> **EXERCISE REQUIREMENTS**: Emit the data below verbatim, stripping out any pictures.

== RECORDS SUPPLIED

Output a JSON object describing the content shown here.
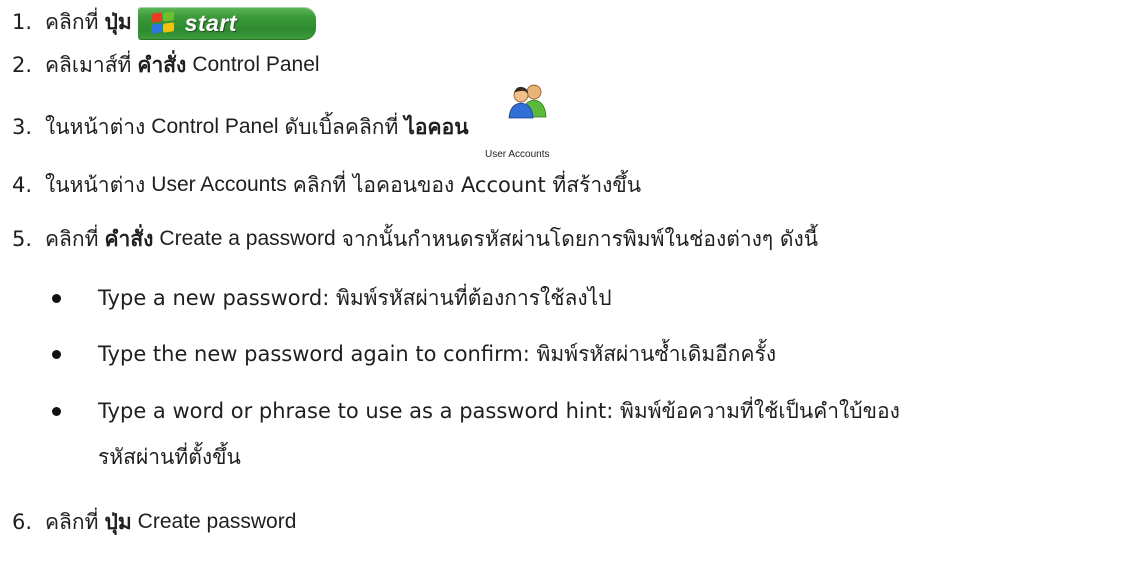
{
  "steps": [
    {
      "num": "1.",
      "text": "คลิกที่",
      "bold": "ปุ่ม",
      "start_button_label": "start"
    },
    {
      "num": "2.",
      "text": "คลิเมาส์ที่",
      "bold": "คำสั่ง",
      "after": "Control Panel"
    },
    {
      "num": "3.",
      "text": "ในหน้าต่าง",
      "en": "Control Panel",
      "after": "ดับเบิ้ลคลิกที่",
      "bold": "ไอคอน",
      "icon_caption": "User Accounts"
    },
    {
      "num": "4.",
      "text": "ในหน้าต่าง",
      "en": "User Accounts",
      "after": "คลิกที่ ไอคอนของ Account ที่สร้างขึ้น"
    },
    {
      "num": "5.",
      "text": "คลิกที่",
      "bold": "คำสั่ง",
      "en": "Create a password",
      "after": "จากนั้นกำหนดรหัสผ่านโดยการพิมพ์ในช่องต่างๆ ดังนี้"
    },
    {
      "num": "6.",
      "text": "คลิกที่",
      "bold": "ปุ่ม",
      "en": "Create password"
    }
  ],
  "bullets": [
    "Type a new password: พิมพ์รหัสผ่านที่ต้องการใช้ลงไป",
    "Type the new password again to confirm: พิมพ์รหัสผ่านซ้ำเดิมอีกครั้ง",
    "Type a word or phrase to use as a password hint: พิมพ์ข้อความที่ใช้เป็นคำใบ้ของ",
    "รหัสผ่านที่ตั้งขึ้น"
  ],
  "colors": {
    "start_green": "#3c9a3a",
    "text": "#1f1f1f"
  },
  "icons": {
    "start_flag": "windows-flag-icon",
    "user_accounts": "user-accounts-icon"
  }
}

====

> **RESPONSE**:
Output a JSON object describing the content shown here.
{
  "steps": [
    {
      "num": "1.",
      "text": "คลิกที่",
      "bold": "ปุ่ม",
      "start_button_label": "start"
    },
    {
      "num": "2.",
      "text": "คลิเมาส์ที่",
      "bold": "คำสั่ง",
      "after": "Control Panel"
    },
    {
      "num": "3.",
      "text": "ในหน้าต่าง",
      "en": "Control Panel",
      "after": "ดับเบิ้ลคลิกที่",
      "bold": "ไอคอน",
      "icon_caption": "User Accounts"
    },
    {
      "num": "4.",
      "text": "ในหน้าต่าง",
      "en": "User Accounts",
      "after": "คลิกที่ ไอคอนของ Account ที่สร้างขึ้น"
    },
    {
      "num": "5.",
      "text": "คลิกที่",
      "bold": "คำสั่ง",
      "en": "Create a password",
      "after": "จากนั้นกำหนดรหัสผ่านโดยการพิมพ์ในช่องต่างๆ ดังนี้"
    },
    {
      "num": "6.",
      "text": "คลิกที่",
      "bold": "ปุ่ม",
      "en": "Create password"
    }
  ],
  "bullets": [
    "Type a new password: พิมพ์รหัสผ่านที่ต้องการใช้ลงไป",
    "Type the new password again to confirm: พิมพ์รหัสผ่านซ้ำเดิมอีกครั้ง",
    "Type a word or phrase to use as a password hint: พิมพ์ข้อความที่ใช้เป็นคำใบ้ของ",
    "รหัสผ่านที่ตั้งขึ้น"
  ],
  "colors": {
    "start_green": "#3c9a3a",
    "text": "#1f1f1f"
  },
  "icons": {
    "start_flag": "windows-flag-icon",
    "user_accounts": "user-accounts-icon"
  }
}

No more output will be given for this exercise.